begin

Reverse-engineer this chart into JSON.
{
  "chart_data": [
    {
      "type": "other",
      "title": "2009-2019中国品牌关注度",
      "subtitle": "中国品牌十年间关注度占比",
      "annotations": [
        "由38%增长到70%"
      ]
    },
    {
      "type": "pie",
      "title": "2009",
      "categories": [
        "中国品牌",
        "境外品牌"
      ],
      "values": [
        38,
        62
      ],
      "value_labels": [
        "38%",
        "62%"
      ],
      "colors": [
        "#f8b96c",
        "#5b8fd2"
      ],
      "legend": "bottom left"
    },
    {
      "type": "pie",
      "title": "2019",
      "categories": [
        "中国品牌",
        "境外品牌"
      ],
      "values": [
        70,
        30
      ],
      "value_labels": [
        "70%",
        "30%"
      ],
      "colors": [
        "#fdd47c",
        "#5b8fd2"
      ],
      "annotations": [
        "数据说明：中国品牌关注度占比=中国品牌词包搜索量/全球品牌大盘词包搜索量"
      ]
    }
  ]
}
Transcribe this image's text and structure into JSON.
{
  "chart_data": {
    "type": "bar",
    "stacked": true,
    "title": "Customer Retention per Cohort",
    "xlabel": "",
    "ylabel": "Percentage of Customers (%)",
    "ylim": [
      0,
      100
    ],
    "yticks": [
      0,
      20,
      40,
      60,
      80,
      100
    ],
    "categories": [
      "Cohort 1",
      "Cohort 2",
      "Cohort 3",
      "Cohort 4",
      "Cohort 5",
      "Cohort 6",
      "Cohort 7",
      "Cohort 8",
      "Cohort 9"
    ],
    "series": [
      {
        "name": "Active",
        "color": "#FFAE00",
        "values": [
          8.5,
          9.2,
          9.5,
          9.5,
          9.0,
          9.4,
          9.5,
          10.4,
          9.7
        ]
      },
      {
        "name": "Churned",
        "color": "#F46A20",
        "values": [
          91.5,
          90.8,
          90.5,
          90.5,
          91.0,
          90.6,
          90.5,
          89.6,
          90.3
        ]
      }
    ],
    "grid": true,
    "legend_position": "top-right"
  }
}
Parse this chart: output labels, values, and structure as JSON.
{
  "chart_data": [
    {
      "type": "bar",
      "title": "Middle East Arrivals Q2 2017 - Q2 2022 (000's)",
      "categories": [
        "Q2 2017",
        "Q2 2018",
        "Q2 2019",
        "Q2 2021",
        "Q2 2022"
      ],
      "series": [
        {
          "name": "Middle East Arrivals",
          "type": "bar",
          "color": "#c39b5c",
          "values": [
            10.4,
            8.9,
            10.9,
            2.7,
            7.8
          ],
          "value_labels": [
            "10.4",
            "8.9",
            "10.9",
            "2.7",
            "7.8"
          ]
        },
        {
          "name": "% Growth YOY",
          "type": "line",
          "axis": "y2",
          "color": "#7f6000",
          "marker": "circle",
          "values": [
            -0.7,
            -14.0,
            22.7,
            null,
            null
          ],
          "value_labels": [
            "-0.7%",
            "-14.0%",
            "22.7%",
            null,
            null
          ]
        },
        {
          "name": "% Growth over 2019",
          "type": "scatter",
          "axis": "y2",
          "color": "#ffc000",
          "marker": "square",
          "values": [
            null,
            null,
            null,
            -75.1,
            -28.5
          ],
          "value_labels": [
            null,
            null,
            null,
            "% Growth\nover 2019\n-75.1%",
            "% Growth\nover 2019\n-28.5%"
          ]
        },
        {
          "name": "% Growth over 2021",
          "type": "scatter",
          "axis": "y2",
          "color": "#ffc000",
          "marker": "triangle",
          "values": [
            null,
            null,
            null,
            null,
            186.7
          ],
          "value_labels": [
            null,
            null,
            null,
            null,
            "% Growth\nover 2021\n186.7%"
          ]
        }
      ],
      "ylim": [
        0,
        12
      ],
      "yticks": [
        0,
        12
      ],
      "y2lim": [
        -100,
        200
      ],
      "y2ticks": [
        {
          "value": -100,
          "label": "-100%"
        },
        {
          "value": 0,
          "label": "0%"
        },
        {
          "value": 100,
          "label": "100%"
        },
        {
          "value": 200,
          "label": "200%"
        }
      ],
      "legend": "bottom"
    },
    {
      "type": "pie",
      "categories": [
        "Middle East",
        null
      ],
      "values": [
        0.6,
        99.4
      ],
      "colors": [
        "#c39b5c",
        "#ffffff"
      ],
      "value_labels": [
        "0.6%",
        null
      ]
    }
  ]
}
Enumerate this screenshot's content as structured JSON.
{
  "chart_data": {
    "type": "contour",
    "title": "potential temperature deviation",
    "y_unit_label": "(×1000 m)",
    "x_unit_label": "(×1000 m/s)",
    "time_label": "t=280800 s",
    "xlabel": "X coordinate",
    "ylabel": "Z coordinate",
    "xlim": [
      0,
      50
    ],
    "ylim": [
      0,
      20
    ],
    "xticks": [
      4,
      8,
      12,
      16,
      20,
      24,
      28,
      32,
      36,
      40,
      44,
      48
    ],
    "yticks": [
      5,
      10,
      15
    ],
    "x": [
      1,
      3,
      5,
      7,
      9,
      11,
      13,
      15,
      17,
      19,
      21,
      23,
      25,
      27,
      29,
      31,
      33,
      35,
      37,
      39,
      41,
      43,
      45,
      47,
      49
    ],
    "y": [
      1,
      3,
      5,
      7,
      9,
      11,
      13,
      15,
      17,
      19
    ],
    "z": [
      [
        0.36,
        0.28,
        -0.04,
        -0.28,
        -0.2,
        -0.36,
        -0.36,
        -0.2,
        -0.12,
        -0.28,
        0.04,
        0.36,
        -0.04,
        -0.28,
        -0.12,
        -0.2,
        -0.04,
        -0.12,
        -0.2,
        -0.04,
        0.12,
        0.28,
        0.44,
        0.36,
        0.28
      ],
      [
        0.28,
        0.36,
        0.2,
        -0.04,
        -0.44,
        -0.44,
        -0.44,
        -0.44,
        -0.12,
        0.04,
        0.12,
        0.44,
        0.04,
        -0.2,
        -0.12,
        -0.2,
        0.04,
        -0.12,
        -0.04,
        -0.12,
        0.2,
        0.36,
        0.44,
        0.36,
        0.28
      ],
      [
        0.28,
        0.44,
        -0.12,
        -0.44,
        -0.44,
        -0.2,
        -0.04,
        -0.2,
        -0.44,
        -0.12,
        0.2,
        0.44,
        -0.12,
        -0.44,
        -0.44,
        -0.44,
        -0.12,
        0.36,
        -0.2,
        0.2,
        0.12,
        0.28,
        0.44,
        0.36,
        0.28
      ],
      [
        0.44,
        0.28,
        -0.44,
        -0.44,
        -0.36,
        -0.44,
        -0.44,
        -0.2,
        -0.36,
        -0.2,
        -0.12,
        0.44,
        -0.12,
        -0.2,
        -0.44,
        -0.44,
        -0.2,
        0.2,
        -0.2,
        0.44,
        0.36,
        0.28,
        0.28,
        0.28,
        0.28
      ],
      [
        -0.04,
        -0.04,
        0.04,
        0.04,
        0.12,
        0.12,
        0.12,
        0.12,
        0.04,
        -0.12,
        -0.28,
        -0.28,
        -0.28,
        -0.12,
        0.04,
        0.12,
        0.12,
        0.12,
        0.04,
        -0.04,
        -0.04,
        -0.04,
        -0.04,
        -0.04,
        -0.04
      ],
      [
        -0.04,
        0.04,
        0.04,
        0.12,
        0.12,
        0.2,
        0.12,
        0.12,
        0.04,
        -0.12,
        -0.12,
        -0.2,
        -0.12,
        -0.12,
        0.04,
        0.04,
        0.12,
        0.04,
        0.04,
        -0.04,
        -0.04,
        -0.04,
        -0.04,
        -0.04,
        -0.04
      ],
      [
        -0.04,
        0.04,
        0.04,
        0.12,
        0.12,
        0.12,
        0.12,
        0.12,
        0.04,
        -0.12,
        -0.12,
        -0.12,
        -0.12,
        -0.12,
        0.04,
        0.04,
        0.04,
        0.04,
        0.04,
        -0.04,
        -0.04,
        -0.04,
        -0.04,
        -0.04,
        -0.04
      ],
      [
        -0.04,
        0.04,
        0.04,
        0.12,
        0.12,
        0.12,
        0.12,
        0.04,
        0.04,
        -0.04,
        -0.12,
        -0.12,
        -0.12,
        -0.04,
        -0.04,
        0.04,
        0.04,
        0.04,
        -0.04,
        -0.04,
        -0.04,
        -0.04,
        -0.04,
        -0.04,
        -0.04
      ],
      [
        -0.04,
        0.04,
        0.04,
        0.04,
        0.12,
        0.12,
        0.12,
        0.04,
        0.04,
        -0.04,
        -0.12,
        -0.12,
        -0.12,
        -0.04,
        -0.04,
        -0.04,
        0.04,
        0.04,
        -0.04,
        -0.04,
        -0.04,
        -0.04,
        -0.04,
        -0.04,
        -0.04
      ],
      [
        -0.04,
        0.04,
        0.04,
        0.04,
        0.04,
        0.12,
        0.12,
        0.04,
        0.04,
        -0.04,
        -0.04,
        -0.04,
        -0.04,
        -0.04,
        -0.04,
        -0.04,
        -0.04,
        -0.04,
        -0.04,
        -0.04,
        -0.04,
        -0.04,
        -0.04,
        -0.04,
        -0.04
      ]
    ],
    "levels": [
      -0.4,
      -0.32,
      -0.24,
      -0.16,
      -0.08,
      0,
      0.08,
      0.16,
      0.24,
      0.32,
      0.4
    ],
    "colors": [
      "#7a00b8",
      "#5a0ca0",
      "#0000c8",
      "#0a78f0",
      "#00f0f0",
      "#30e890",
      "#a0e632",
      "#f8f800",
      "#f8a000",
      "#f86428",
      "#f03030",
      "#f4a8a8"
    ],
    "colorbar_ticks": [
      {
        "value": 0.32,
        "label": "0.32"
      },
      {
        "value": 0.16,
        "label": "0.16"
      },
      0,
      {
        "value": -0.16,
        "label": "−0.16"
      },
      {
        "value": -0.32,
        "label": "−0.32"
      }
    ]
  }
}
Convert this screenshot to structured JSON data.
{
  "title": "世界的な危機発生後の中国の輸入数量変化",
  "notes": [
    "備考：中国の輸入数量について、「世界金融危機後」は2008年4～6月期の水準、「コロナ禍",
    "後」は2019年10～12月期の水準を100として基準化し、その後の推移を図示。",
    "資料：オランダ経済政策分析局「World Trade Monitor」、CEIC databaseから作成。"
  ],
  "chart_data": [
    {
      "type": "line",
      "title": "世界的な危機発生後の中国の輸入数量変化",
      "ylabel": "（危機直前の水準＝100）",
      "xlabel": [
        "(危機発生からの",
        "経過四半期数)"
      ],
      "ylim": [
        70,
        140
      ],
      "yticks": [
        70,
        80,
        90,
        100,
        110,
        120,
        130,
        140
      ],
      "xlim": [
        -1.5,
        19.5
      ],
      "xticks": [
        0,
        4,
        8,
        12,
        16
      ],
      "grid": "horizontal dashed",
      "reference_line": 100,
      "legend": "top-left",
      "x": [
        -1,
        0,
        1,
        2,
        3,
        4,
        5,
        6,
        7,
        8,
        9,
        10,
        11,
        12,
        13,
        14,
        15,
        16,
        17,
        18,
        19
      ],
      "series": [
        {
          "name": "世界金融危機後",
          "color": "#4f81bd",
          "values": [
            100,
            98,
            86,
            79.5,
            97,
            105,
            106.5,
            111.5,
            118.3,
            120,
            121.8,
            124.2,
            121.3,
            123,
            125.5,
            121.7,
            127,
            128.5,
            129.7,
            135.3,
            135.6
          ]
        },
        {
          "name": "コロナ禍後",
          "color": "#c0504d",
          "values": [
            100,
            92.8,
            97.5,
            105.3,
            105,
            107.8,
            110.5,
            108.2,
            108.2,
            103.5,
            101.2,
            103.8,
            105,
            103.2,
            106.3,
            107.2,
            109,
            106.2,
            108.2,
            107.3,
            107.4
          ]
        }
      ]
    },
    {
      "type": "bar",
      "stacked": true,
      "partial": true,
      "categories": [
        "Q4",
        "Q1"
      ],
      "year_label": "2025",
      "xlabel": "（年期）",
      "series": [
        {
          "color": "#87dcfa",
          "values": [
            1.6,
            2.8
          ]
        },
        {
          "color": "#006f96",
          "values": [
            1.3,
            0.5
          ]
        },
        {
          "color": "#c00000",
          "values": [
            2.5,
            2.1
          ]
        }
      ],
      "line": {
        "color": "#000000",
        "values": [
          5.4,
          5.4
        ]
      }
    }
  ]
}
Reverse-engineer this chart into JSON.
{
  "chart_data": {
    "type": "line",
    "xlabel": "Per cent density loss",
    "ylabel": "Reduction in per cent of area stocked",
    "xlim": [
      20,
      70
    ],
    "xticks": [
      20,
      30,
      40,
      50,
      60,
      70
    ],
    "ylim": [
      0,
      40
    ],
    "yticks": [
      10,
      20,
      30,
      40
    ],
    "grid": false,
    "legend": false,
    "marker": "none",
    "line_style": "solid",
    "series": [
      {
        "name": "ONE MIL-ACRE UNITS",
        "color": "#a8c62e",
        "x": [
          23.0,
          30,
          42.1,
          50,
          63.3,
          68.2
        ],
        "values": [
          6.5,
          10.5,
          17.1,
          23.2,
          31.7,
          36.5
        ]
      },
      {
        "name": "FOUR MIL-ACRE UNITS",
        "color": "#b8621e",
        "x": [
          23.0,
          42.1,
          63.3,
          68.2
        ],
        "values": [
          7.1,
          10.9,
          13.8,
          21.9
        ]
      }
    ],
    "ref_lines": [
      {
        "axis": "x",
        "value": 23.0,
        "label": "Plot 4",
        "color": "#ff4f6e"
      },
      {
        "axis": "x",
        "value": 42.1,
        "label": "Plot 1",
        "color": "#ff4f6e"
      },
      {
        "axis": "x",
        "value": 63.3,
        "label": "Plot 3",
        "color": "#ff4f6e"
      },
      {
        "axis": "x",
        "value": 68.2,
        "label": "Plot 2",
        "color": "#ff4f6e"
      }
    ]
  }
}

end

Copy all lines from the material that include "UNITS".

Exercise solution
        "name": "ONE MIL-ACRE UNITS",
        "name": "FOUR MIL-ACRE UNITS",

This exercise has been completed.